(Written request) Every record must be transcribed in its entirety, apart from the images, which are to be omitted.

┌─ Material for the task

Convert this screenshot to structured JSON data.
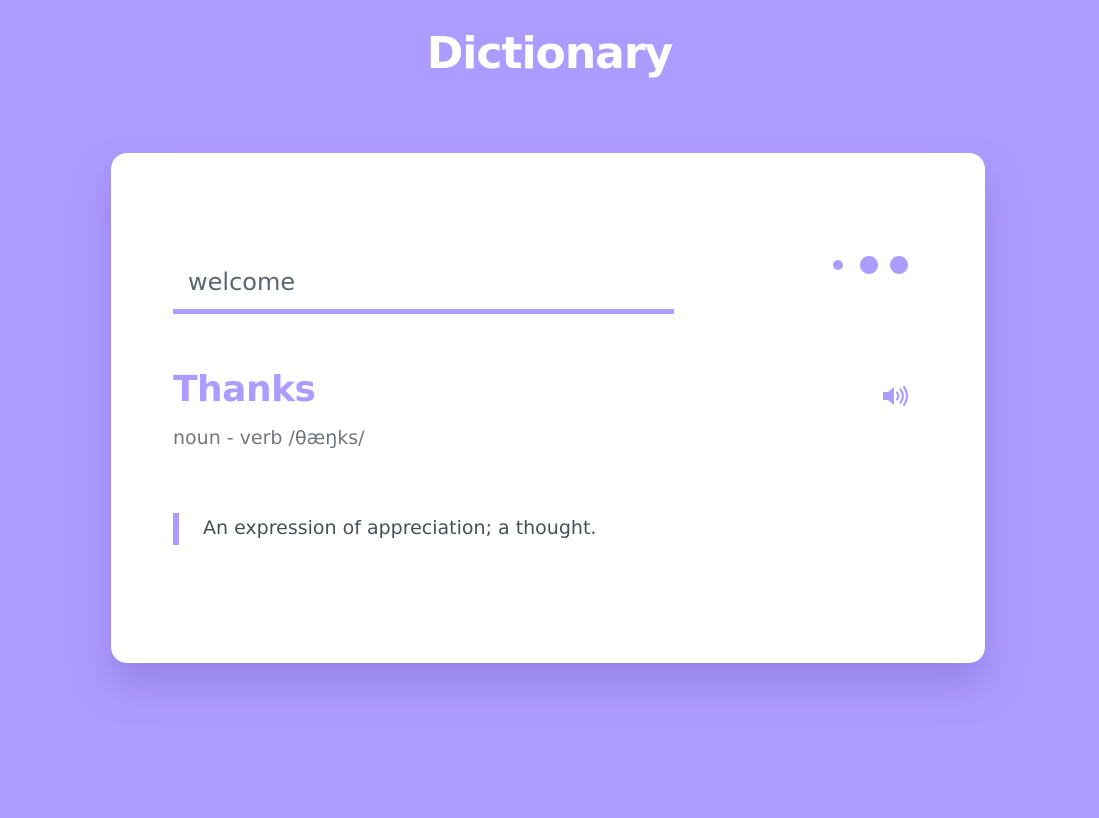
{
  "app": {
    "title": "Dictionary"
  },
  "search": {
    "value": "welcome"
  },
  "result": {
    "word": "Thanks",
    "part_of_speech": "noun - verb",
    "phonetic": "/θæŋks/",
    "definition": "An expression of appreciation; a thought."
  },
  "icons": {
    "loading": "loading-dots-icon",
    "speaker": "speaker-icon"
  },
  "colors": {
    "background": "#ad9cff",
    "accent": "#ad9cff",
    "card": "#ffffff"
  }
}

└─

(Written solution)
Convert this screenshot to structured JSON data.
{
  "app": {
    "title": "Dictionary"
  },
  "search": {
    "value": "welcome"
  },
  "result": {
    "word": "Thanks",
    "part_of_speech": "noun - verb",
    "phonetic": "/θæŋks/",
    "definition": "An expression of appreciation; a thought."
  },
  "icons": {
    "loading": "loading-dots-icon",
    "speaker": "speaker-icon"
  },
  "colors": {
    "background": "#ad9cff",
    "accent": "#ad9cff",
    "card": "#ffffff"
  }
}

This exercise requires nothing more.